Document layout detection data
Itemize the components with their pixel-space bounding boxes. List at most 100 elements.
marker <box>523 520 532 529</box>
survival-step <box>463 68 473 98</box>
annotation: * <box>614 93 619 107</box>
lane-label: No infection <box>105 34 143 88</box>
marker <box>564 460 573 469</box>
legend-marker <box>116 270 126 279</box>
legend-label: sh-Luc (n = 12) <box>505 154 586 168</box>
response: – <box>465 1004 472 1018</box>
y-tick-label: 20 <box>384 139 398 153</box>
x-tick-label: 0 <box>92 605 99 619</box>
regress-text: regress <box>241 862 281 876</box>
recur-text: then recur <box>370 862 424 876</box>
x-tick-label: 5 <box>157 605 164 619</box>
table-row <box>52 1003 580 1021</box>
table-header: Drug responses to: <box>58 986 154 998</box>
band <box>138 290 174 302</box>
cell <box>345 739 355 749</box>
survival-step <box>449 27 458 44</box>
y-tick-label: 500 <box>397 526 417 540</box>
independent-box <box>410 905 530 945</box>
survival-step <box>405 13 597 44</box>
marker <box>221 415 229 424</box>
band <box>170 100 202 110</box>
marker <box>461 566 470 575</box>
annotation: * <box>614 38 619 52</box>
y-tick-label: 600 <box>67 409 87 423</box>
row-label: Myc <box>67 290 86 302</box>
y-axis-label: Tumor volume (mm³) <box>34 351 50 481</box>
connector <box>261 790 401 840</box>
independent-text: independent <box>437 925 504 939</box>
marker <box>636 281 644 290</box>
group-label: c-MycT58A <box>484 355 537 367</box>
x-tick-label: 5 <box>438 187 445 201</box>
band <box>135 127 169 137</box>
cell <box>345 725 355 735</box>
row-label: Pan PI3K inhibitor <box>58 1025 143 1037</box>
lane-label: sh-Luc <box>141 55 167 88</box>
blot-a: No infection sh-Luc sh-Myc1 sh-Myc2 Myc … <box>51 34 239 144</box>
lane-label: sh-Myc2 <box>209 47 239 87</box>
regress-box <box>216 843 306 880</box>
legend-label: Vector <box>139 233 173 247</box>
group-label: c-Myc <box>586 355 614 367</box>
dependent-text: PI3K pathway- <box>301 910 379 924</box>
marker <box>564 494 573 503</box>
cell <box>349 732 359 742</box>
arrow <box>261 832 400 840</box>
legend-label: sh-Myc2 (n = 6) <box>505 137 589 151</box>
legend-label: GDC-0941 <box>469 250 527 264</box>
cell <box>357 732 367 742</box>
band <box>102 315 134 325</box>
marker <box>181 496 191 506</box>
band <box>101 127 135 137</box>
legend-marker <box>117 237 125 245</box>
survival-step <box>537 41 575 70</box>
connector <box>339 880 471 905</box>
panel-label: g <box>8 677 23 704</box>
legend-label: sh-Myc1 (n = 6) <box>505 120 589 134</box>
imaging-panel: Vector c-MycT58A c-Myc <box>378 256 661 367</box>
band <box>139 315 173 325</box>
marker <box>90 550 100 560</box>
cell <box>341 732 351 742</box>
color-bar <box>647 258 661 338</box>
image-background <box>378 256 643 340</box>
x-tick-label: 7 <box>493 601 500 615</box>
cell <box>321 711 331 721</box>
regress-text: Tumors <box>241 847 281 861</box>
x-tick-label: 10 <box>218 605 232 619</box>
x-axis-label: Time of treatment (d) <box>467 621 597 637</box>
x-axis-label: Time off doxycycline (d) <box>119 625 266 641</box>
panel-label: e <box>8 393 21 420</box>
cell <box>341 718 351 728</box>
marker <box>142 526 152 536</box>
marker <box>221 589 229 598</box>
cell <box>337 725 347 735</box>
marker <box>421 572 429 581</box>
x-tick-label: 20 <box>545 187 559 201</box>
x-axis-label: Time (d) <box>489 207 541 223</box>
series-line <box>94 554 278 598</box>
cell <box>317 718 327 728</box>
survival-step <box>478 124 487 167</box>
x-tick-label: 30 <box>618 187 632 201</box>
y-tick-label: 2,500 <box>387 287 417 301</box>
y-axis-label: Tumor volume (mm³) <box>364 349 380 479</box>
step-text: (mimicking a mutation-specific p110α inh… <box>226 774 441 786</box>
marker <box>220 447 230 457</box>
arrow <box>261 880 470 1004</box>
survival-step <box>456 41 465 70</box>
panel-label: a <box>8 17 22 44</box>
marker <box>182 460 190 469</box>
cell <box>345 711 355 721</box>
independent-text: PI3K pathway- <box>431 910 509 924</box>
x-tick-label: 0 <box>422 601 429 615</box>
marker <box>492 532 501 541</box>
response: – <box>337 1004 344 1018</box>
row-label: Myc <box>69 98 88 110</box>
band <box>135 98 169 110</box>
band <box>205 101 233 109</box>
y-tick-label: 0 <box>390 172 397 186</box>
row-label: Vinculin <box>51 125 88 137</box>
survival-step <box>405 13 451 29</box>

- To do -
Repeat the data word for word, leaving out no line.

- Result -
Itemize the components with their pixel-space bounding boxes. List at most 100 elements.
marker <box>523 520 532 529</box>
survival-step <box>463 68 473 98</box>
annotation: * <box>614 93 619 107</box>
lane-label: No infection <box>105 34 143 88</box>
marker <box>564 460 573 469</box>
legend-marker <box>116 270 126 279</box>
legend-label: sh-Luc (n = 12) <box>505 154 586 168</box>
response: – <box>465 1004 472 1018</box>
y-tick-label: 20 <box>384 139 398 153</box>
x-tick-label: 0 <box>92 605 99 619</box>
regress-text: regress <box>241 862 281 876</box>
recur-text: then recur <box>370 862 424 876</box>
x-tick-label: 5 <box>157 605 164 619</box>
table-row <box>52 1003 580 1021</box>
table-header: Drug responses to: <box>58 986 154 998</box>
band <box>138 290 174 302</box>
cell <box>345 739 355 749</box>
survival-step <box>449 27 458 44</box>
y-tick-label: 500 <box>397 526 417 540</box>
independent-box <box>410 905 530 945</box>
survival-step <box>405 13 597 44</box>
marker <box>221 415 229 424</box>
band <box>170 100 202 110</box>
marker <box>461 566 470 575</box>
annotation: * <box>614 38 619 52</box>
y-tick-label: 600 <box>67 409 87 423</box>
row-label: Myc <box>67 290 86 302</box>
y-axis-label: Tumor volume (mm³) <box>34 351 50 481</box>
connector <box>261 790 401 840</box>
independent-text: independent <box>437 925 504 939</box>
marker <box>636 281 644 290</box>
group-label: c-MycT58A <box>484 355 537 367</box>
x-tick-label: 5 <box>438 187 445 201</box>
band <box>135 127 169 137</box>
cell <box>345 725 355 735</box>
row-label: Pan PI3K inhibitor <box>58 1025 143 1037</box>
lane-label: sh-Luc <box>141 55 167 88</box>
blot-a: No infection sh-Luc sh-Myc1 sh-Myc2 Myc … <box>51 34 239 144</box>
lane-label: sh-Myc2 <box>209 47 239 87</box>
regress-box <box>216 843 306 880</box>
legend-label: Vector <box>139 233 173 247</box>
group-label: c-Myc <box>586 355 614 367</box>
dependent-text: PI3K pathway- <box>301 910 379 924</box>
marker <box>564 494 573 503</box>
cell <box>349 732 359 742</box>
arrow <box>261 832 400 840</box>
legend-label: sh-Myc2 (n = 6) <box>505 137 589 151</box>
legend-label: GDC-0941 <box>469 250 527 264</box>
cell <box>357 732 367 742</box>
band <box>102 315 134 325</box>
marker <box>181 496 191 506</box>
band <box>101 127 135 137</box>
legend-marker <box>117 237 125 245</box>
survival-step <box>537 41 575 70</box>
connector <box>339 880 471 905</box>
panel-label: g <box>8 677 23 704</box>
legend-label: sh-Myc1 (n = 6) <box>505 120 589 134</box>
imaging-panel: Vector c-MycT58A c-Myc <box>378 256 661 367</box>
band <box>139 315 173 325</box>
marker <box>90 550 100 560</box>
cell <box>341 732 351 742</box>
color-bar <box>647 258 661 338</box>
image-background <box>378 256 643 340</box>
x-tick-label: 7 <box>493 601 500 615</box>
cell <box>321 711 331 721</box>
regress-text: Tumors <box>241 847 281 861</box>
x-tick-label: 10 <box>218 605 232 619</box>
x-axis-label: Time of treatment (d) <box>467 621 597 637</box>
x-axis-label: Time off doxycycline (d) <box>119 625 266 641</box>
panel-label: e <box>8 393 21 420</box>
cell <box>341 718 351 728</box>
marker <box>142 526 152 536</box>
marker <box>221 589 229 598</box>
cell <box>337 725 347 735</box>
marker <box>421 572 429 581</box>
x-tick-label: 20 <box>545 187 559 201</box>
x-axis-label: Time (d) <box>489 207 541 223</box>
series-line <box>94 554 278 598</box>
cell <box>317 718 327 728</box>
survival-step <box>478 124 487 167</box>
x-tick-label: 30 <box>618 187 632 201</box>
y-tick-label: 2,500 <box>387 287 417 301</box>
y-axis-label: Tumor volume (mm³) <box>364 349 380 479</box>
step-text: (mimicking a mutation-specific p110α inh… <box>226 774 441 786</box>
marker <box>220 447 230 457</box>
arrow <box>261 880 470 1004</box>
survival-step <box>456 41 465 70</box>
panel-label: a <box>8 17 22 44</box>
marker <box>182 460 190 469</box>
cell <box>345 711 355 721</box>
independent-text: PI3K pathway- <box>431 910 509 924</box>
x-tick-label: 0 <box>422 601 429 615</box>
marker <box>492 532 501 541</box>
response: – <box>337 1004 344 1018</box>
row-label: Myc <box>69 98 88 110</box>
band <box>135 98 169 110</box>
band <box>205 101 233 109</box>
y-tick-label: 0 <box>390 172 397 186</box>
row-label: Vinculin <box>51 125 88 137</box>
survival-step <box>405 13 451 29</box>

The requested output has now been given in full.